'''
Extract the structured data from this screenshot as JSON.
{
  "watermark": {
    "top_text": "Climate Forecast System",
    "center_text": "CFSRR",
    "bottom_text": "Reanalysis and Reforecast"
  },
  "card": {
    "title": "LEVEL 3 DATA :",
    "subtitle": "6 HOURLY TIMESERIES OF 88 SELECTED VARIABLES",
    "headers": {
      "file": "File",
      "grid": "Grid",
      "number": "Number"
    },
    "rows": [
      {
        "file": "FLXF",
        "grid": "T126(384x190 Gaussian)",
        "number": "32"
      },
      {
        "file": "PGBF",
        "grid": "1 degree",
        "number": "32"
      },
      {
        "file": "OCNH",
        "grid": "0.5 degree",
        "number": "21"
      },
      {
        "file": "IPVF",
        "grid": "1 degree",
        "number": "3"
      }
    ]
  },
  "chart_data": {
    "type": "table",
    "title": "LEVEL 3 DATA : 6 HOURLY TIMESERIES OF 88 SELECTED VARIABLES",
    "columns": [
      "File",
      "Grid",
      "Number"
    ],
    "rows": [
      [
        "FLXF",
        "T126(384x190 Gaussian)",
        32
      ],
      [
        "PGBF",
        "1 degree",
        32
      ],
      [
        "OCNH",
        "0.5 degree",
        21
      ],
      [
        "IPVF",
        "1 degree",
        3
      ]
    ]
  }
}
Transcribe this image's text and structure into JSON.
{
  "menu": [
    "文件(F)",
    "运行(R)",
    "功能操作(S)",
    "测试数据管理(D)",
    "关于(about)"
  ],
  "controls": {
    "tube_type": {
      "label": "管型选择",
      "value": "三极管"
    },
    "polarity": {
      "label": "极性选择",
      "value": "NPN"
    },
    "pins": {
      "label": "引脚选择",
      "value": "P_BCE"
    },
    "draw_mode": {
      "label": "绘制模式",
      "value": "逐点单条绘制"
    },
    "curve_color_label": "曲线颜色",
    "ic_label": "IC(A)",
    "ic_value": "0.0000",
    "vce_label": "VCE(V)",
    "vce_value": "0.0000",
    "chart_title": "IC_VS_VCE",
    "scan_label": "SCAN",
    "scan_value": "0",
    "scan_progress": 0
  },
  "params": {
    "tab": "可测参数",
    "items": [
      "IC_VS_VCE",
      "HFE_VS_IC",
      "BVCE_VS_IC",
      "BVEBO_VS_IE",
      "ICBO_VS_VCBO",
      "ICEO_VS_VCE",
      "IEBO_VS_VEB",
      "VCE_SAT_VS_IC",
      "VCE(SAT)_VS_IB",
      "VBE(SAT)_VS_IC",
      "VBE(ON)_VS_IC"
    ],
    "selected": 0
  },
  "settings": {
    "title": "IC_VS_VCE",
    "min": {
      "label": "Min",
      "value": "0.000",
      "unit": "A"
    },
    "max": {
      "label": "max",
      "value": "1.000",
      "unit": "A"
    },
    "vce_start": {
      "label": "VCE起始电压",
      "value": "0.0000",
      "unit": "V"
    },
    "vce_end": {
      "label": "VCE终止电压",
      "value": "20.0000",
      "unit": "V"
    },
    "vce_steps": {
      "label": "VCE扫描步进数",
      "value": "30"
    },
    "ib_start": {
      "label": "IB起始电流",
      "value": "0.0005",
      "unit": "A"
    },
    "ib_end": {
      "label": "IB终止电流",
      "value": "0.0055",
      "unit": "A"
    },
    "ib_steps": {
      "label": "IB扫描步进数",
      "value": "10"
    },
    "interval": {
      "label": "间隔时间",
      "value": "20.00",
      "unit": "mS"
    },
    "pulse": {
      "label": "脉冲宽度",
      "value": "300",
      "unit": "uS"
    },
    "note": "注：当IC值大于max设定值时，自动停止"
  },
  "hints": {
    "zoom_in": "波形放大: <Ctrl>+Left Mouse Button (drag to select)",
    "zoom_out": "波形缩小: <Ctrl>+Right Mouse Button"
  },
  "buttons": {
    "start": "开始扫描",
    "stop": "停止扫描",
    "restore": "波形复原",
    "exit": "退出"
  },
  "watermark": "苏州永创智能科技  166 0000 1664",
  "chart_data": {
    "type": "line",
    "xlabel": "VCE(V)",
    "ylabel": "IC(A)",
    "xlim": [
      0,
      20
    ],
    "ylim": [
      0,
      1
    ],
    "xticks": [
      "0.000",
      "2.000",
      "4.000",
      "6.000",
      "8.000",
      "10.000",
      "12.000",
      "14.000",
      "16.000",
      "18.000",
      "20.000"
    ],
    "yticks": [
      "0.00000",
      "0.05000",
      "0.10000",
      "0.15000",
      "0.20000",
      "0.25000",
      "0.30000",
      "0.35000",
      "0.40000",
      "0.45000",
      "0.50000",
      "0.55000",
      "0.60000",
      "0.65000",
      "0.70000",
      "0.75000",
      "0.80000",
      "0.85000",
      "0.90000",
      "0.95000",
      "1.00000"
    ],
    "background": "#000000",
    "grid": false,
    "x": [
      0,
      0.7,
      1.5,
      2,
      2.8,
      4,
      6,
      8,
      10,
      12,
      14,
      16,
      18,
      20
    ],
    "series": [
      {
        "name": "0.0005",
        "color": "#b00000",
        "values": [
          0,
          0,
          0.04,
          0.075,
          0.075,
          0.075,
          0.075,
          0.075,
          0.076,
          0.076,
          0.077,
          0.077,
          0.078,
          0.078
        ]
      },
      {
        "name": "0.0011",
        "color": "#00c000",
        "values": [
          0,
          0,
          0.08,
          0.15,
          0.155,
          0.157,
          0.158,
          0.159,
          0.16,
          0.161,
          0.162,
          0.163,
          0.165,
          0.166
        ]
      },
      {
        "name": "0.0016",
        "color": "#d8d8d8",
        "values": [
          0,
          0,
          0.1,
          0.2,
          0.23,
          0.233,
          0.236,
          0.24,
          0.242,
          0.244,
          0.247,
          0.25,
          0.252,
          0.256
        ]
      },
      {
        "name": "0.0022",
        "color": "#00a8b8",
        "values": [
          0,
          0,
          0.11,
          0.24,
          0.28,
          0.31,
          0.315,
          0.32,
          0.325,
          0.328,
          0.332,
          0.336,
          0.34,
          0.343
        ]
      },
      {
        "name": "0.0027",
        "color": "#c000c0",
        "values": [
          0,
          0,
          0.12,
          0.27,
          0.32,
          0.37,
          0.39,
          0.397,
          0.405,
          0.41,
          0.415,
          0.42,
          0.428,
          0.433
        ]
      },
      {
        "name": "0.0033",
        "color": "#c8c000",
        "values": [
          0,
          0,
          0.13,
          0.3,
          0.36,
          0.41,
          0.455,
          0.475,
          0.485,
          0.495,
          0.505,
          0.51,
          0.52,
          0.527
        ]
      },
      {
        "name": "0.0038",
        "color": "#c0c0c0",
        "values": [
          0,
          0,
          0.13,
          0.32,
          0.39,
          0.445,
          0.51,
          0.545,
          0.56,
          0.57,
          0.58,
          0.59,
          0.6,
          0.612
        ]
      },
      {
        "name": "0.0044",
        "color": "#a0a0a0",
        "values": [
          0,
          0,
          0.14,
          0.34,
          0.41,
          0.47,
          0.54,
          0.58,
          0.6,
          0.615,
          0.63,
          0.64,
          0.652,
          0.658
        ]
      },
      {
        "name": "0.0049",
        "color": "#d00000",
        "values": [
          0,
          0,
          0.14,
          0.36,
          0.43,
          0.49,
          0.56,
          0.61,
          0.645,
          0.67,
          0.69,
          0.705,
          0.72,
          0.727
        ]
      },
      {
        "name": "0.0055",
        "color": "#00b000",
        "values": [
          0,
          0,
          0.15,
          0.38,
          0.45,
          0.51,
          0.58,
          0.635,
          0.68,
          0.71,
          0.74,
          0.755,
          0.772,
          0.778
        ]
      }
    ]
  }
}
'''
_Task details_
Reproduce all of the entries word for word.

_Output of the exercise_
Extract the structured data from this screenshot as JSON.
{
  "watermark": {
    "top_text": "Climate Forecast System",
    "center_text": "CFSRR",
    "bottom_text": "Reanalysis and Reforecast"
  },
  "card": {
    "title": "LEVEL 3 DATA :",
    "subtitle": "6 HOURLY TIMESERIES OF 88 SELECTED VARIABLES",
    "headers": {
      "file": "File",
      "grid": "Grid",
      "number": "Number"
    },
    "rows": [
      {
        "file": "FLXF",
        "grid": "T126(384x190 Gaussian)",
        "number": "32"
      },
      {
        "file": "PGBF",
        "grid": "1 degree",
        "number": "32"
      },
      {
        "file": "OCNH",
        "grid": "0.5 degree",
        "number": "21"
      },
      {
        "file": "IPVF",
        "grid": "1 degree",
        "number": "3"
      }
    ]
  },
  "chart_data": {
    "type": "table",
    "title": "LEVEL 3 DATA : 6 HOURLY TIMESERIES OF 88 SELECTED VARIABLES",
    "columns": [
      "File",
      "Grid",
      "Number"
    ],
    "rows": [
      [
        "FLXF",
        "T126(384x190 Gaussian)",
        32
      ],
      [
        "PGBF",
        "1 degree",
        32
      ],
      [
        "OCNH",
        "0.5 degree",
        21
      ],
      [
        "IPVF",
        "1 degree",
        3
      ]
    ]
  }
}
Transcribe this image's text and structure into JSON.
{
  "menu": [
    "文件(F)",
    "运行(R)",
    "功能操作(S)",
    "测试数据管理(D)",
    "关于(about)"
  ],
  "controls": {
    "tube_type": {
      "label": "管型选择",
      "value": "三极管"
    },
    "polarity": {
      "label": "极性选择",
      "value": "NPN"
    },
    "pins": {
      "label": "引脚选择",
      "value": "P_BCE"
    },
    "draw_mode": {
      "label": "绘制模式",
      "value": "逐点单条绘制"
    },
    "curve_color_label": "曲线颜色",
    "ic_label": "IC(A)",
    "ic_value": "0.0000",
    "vce_label": "VCE(V)",
    "vce_value": "0.0000",
    "chart_title": "IC_VS_VCE",
    "scan_label": "SCAN",
    "scan_value": "0",
    "scan_progress": 0
  },
  "params": {
    "tab": "可测参数",
    "items": [
      "IC_VS_VCE",
      "HFE_VS_IC",
      "BVCE_VS_IC",
      "BVEBO_VS_IE",
      "ICBO_VS_VCBO",
      "ICEO_VS_VCE",
      "IEBO_VS_VEB",
      "VCE_SAT_VS_IC",
      "VCE(SAT)_VS_IB",
      "VBE(SAT)_VS_IC",
      "VBE(ON)_VS_IC"
    ],
    "selected": 0
  },
  "settings": {
    "title": "IC_VS_VCE",
    "min": {
      "label": "Min",
      "value": "0.000",
      "unit": "A"
    },
    "max": {
      "label": "max",
      "value": "1.000",
      "unit": "A"
    },
    "vce_start": {
      "label": "VCE起始电压",
      "value": "0.0000",
      "unit": "V"
    },
    "vce_end": {
      "label": "VCE终止电压",
      "value": "20.0000",
      "unit": "V"
    },
    "vce_steps": {
      "label": "VCE扫描步进数",
      "value": "30"
    },
    "ib_start": {
      "label": "IB起始电流",
      "value": "0.0005",
      "unit": "A"
    },
    "ib_end": {
      "label": "IB终止电流",
      "value": "0.0055",
      "unit": "A"
    },
    "ib_steps": {
      "label": "IB扫描步进数",
      "value": "10"
    },
    "interval": {
      "label": "间隔时间",
      "value": "20.00",
      "unit": "mS"
    },
    "pulse": {
      "label": "脉冲宽度",
      "value": "300",
      "unit": "uS"
    },
    "note": "注：当IC值大于max设定值时，自动停止"
  },
  "hints": {
    "zoom_in": "波形放大: <Ctrl>+Left Mouse Button (drag to select)",
    "zoom_out": "波形缩小: <Ctrl>+Right Mouse Button"
  },
  "buttons": {
    "start": "开始扫描",
    "stop": "停止扫描",
    "restore": "波形复原",
    "exit": "退出"
  },
  "watermark": "苏州永创智能科技  166 0000 1664",
  "chart_data": {
    "type": "line",
    "xlabel": "VCE(V)",
    "ylabel": "IC(A)",
    "xlim": [
      0,
      20
    ],
    "ylim": [
      0,
      1
    ],
    "xticks": [
      "0.000",
      "2.000",
      "4.000",
      "6.000",
      "8.000",
      "10.000",
      "12.000",
      "14.000",
      "16.000",
      "18.000",
      "20.000"
    ],
    "yticks": [
      "0.00000",
      "0.05000",
      "0.10000",
      "0.15000",
      "0.20000",
      "0.25000",
      "0.30000",
      "0.35000",
      "0.40000",
      "0.45000",
      "0.50000",
      "0.55000",
      "0.60000",
      "0.65000",
      "0.70000",
      "0.75000",
      "0.80000",
      "0.85000",
      "0.90000",
      "0.95000",
      "1.00000"
    ],
    "background": "#000000",
    "grid": false,
    "x": [
      0,
      0.7,
      1.5,
      2,
      2.8,
      4,
      6,
      8,
      10,
      12,
      14,
      16,
      18,
      20
    ],
    "series": [
      {
        "name": "0.0005",
        "color": "#b00000",
        "values": [
          0,
          0,
          0.04,
          0.075,
          0.075,
          0.075,
          0.075,
          0.075,
          0.076,
          0.076,
          0.077,
          0.077,
          0.078,
          0.078
        ]
      },
      {
        "name": "0.0011",
        "color": "#00c000",
        "values": [
          0,
          0,
          0.08,
          0.15,
          0.155,
          0.157,
          0.158,
          0.159,
          0.16,
          0.161,
          0.162,
          0.163,
          0.165,
          0.166
        ]
      },
      {
        "name": "0.0016",
        "color": "#d8d8d8",
        "values": [
          0,
          0,
          0.1,
          0.2,
          0.23,
          0.233,
          0.236,
          0.24,
          0.242,
          0.244,
          0.247,
          0.25,
          0.252,
          0.256
        ]
      },
      {
        "name": "0.0022",
        "color": "#00a8b8",
        "values": [
          0,
          0,
          0.11,
          0.24,
          0.28,
          0.31,
          0.315,
          0.32,
          0.325,
          0.328,
          0.332,
          0.336,
          0.34,
          0.343
        ]
      },
      {
        "name": "0.0027",
        "color": "#c000c0",
        "values": [
          0,
          0,
          0.12,
          0.27,
          0.32,
          0.37,
          0.39,
          0.397,
          0.405,
          0.41,
          0.415,
          0.42,
          0.428,
          0.433
        ]
      },
      {
        "name": "0.0033",
        "color": "#c8c000",
        "values": [
          0,
          0,
          0.13,
          0.3,
          0.36,
          0.41,
          0.455,
          0.475,
          0.485,
          0.495,
          0.505,
          0.51,
          0.52,
          0.527
        ]
      },
      {
        "name": "0.0038",
        "color": "#c0c0c0",
        "values": [
          0,
          0,
          0.13,
          0.32,
          0.39,
          0.445,
          0.51,
          0.545,
          0.56,
          0.57,
          0.58,
          0.59,
          0.6,
          0.612
        ]
      },
      {
        "name": "0.0044",
        "color": "#a0a0a0",
        "values": [
          0,
          0,
          0.14,
          0.34,
          0.41,
          0.47,
          0.54,
          0.58,
          0.6,
          0.615,
          0.63,
          0.64,
          0.652,
          0.658
        ]
      },
      {
        "name": "0.0049",
        "color": "#d00000",
        "values": [
          0,
          0,
          0.14,
          0.36,
          0.43,
          0.49,
          0.56,
          0.61,
          0.645,
          0.67,
          0.69,
          0.705,
          0.72,
          0.727
        ]
      },
      {
        "name": "0.0055",
        "color": "#00b000",
        "values": [
          0,
          0,
          0.15,
          0.38,
          0.45,
          0.51,
          0.58,
          0.635,
          0.68,
          0.71,
          0.74,
          0.755,
          0.772,
          0.778
        ]
      }
    ]
  }
}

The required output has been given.